» **EXERCISE INPUT**:

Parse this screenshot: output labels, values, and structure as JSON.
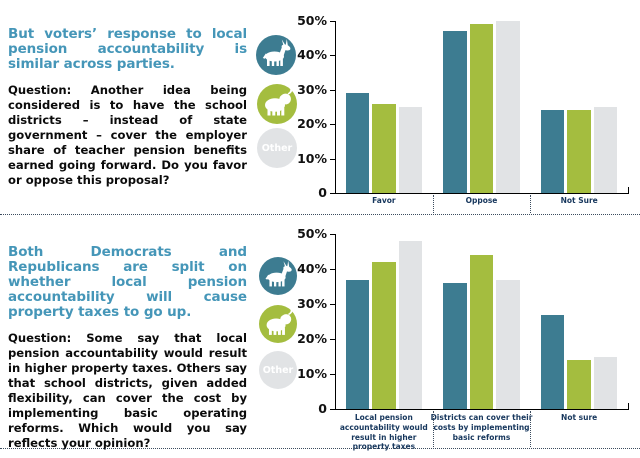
{
  "page": {
    "panels": [
      {
        "heading": "But voters’ response to local pension accountability is similar across parties.",
        "question": "Question: Another idea being considered is to have the school districts – instead of state government – cover the employer share of teacher pension benefits earned going forward.  Do you favor or oppose this proposal?"
      },
      {
        "heading": "Both Democrats and Republicans are split on whether local pension accountability will cause property taxes to go up.",
        "question": "Question: Some say that local pension accountability would result in higher property taxes. Others say that school districts, given added flexibility, can cover the cost by implementing basic operating reforms. Which would you say reflects your opinion?"
      }
    ]
  },
  "legend": {
    "items": [
      {
        "name": "democrats",
        "icon": "donkey-icon",
        "color": "#3D7C91",
        "label": ""
      },
      {
        "name": "republicans",
        "icon": "elephant-icon",
        "color": "#A4BD3F",
        "label": ""
      },
      {
        "name": "other",
        "icon": "other-circle",
        "color": "#E1E3E5",
        "label": "Other"
      }
    ]
  },
  "colors": {
    "heading_blue": "#4596B8",
    "axis": "#000000",
    "category_label": "#17375D",
    "separator_dotted": "#3C4C5E"
  },
  "chart_data": [
    {
      "type": "bar",
      "title": "",
      "categories": [
        "Favor",
        "Oppose",
        "Not Sure"
      ],
      "series": [
        {
          "name": "Democrats",
          "color": "#3D7C91",
          "values": [
            29,
            47,
            24
          ]
        },
        {
          "name": "Republicans",
          "color": "#A4BD3F",
          "values": [
            26,
            49,
            24
          ]
        },
        {
          "name": "Other",
          "color": "#E1E3E5",
          "values": [
            25,
            50,
            25
          ]
        }
      ],
      "xlabel": "",
      "ylabel": "",
      "ylim": [
        0,
        50
      ],
      "yticks": [
        "50%",
        "40%",
        "30%",
        "20%",
        "10%",
        "0"
      ],
      "grid": false,
      "legend_position": "left"
    },
    {
      "type": "bar",
      "title": "",
      "categories": [
        "Local pension accountability would result in higher property taxes",
        "Districts can cover their costs by implementing basic reforms",
        "Not sure"
      ],
      "series": [
        {
          "name": "Democrats",
          "color": "#3D7C91",
          "values": [
            37,
            36,
            27
          ]
        },
        {
          "name": "Republicans",
          "color": "#A4BD3F",
          "values": [
            42,
            44,
            14
          ]
        },
        {
          "name": "Other",
          "color": "#E1E3E5",
          "values": [
            48,
            37,
            15
          ]
        }
      ],
      "xlabel": "",
      "ylabel": "",
      "ylim": [
        0,
        50
      ],
      "yticks": [
        "50%",
        "40%",
        "30%",
        "20%",
        "10%",
        "0"
      ],
      "grid": false,
      "legend_position": "left"
    }
  ]
}
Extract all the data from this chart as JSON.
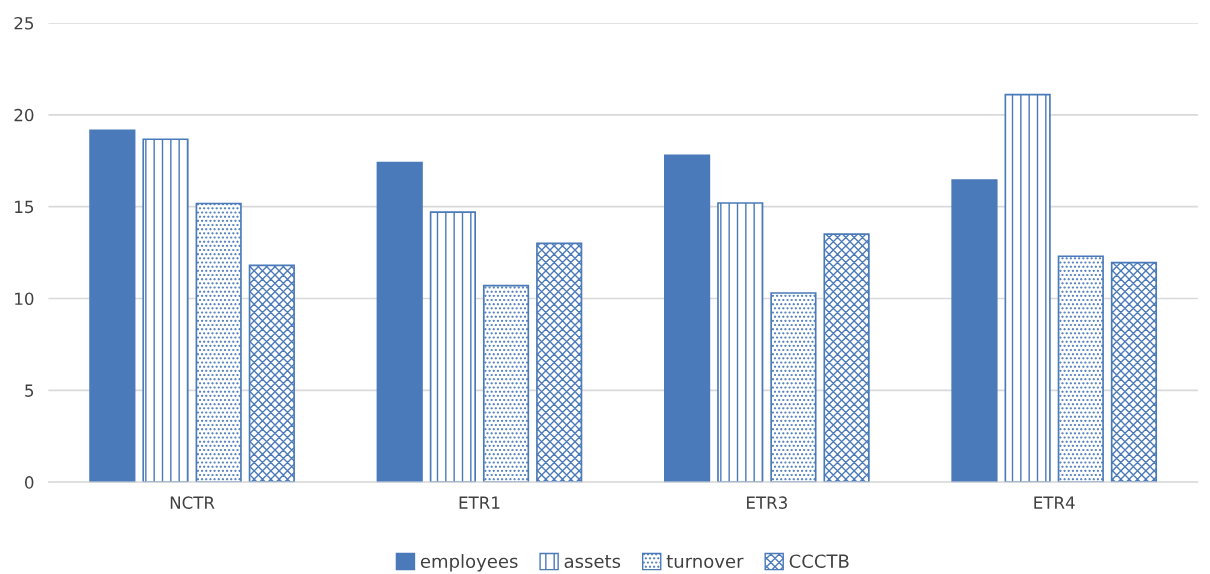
{
  "chart_data": {
    "type": "bar",
    "categories": [
      "NCTR",
      "ETR1",
      "ETR3",
      "ETR4"
    ],
    "series": [
      {
        "name": "employees",
        "color": "#4a7ab9",
        "values": [
          19.15,
          17.4,
          17.8,
          16.45
        ]
      },
      {
        "name": "assets",
        "color": "#4a7ab9",
        "values": [
          18.67,
          14.7,
          15.2,
          21.1
        ]
      },
      {
        "name": "turnover",
        "color": "#4a7ab9",
        "values": [
          15.17,
          10.7,
          10.3,
          12.3
        ]
      },
      {
        "name": "CCCTB",
        "color": "#4a7ab9",
        "values": [
          11.8,
          13.0,
          13.5,
          11.95
        ]
      }
    ],
    "ylim": [
      0,
      25
    ],
    "yticks": [
      0,
      5,
      10,
      15,
      20,
      25
    ],
    "grid": "y",
    "legend": "bottom"
  }
}
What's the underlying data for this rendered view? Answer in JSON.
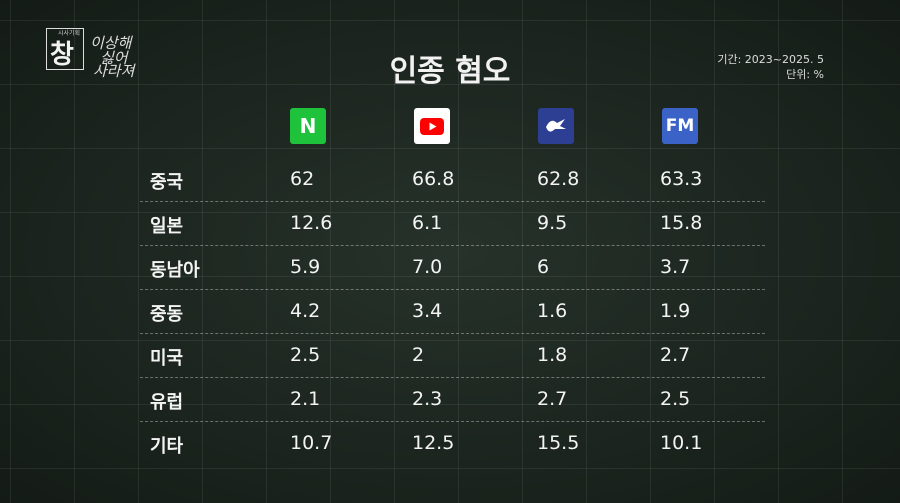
{
  "logo": {
    "small": "시사기획",
    "big": "창",
    "tagline": [
      "이상해",
      "싫어",
      "사라져"
    ]
  },
  "title": "인종 혐오",
  "meta": {
    "period": "기간: 2023~2025. 5",
    "unit": "단위: %"
  },
  "table": {
    "header": {
      "naver": "N",
      "fmkorea": "FM"
    },
    "rows": [
      [
        "중국",
        "62",
        "66.8",
        "62.8",
        "63.3"
      ],
      [
        "일본",
        "12.6",
        "6.1",
        "9.5",
        "15.8"
      ],
      [
        "동남아",
        "5.9",
        "7.0",
        "6",
        "3.7"
      ],
      [
        "중동",
        "4.2",
        "3.4",
        "1.6",
        "1.9"
      ],
      [
        "미국",
        "2.5",
        "2",
        "1.8",
        "2.7"
      ],
      [
        "유럽",
        "2.1",
        "2.3",
        "2.7",
        "2.5"
      ],
      [
        "기타",
        "10.7",
        "12.5",
        "15.5",
        "10.1"
      ]
    ]
  }
}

» **TASK STATEMENT**:
Return verbatim every line from the line containing "What's the underlying" to the last line of the entries above, inclusive, and leave out the pictures.

» **WRITTEN RESPONSE**:
What's the underlying data for this rendered view? Answer in JSON.
{
  "logo": {
    "small": "시사기획",
    "big": "창",
    "tagline": [
      "이상해",
      "싫어",
      "사라져"
    ]
  },
  "title": "인종 혐오",
  "meta": {
    "period": "기간: 2023~2025. 5",
    "unit": "단위: %"
  },
  "table": {
    "header": {
      "naver": "N",
      "fmkorea": "FM"
    },
    "rows": [
      [
        "중국",
        "62",
        "66.8",
        "62.8",
        "63.3"
      ],
      [
        "일본",
        "12.6",
        "6.1",
        "9.5",
        "15.8"
      ],
      [
        "동남아",
        "5.9",
        "7.0",
        "6",
        "3.7"
      ],
      [
        "중동",
        "4.2",
        "3.4",
        "1.6",
        "1.9"
      ],
      [
        "미국",
        "2.5",
        "2",
        "1.8",
        "2.7"
      ],
      [
        "유럽",
        "2.1",
        "2.3",
        "2.7",
        "2.5"
      ],
      [
        "기타",
        "10.7",
        "12.5",
        "15.5",
        "10.1"
      ]
    ]
  }
}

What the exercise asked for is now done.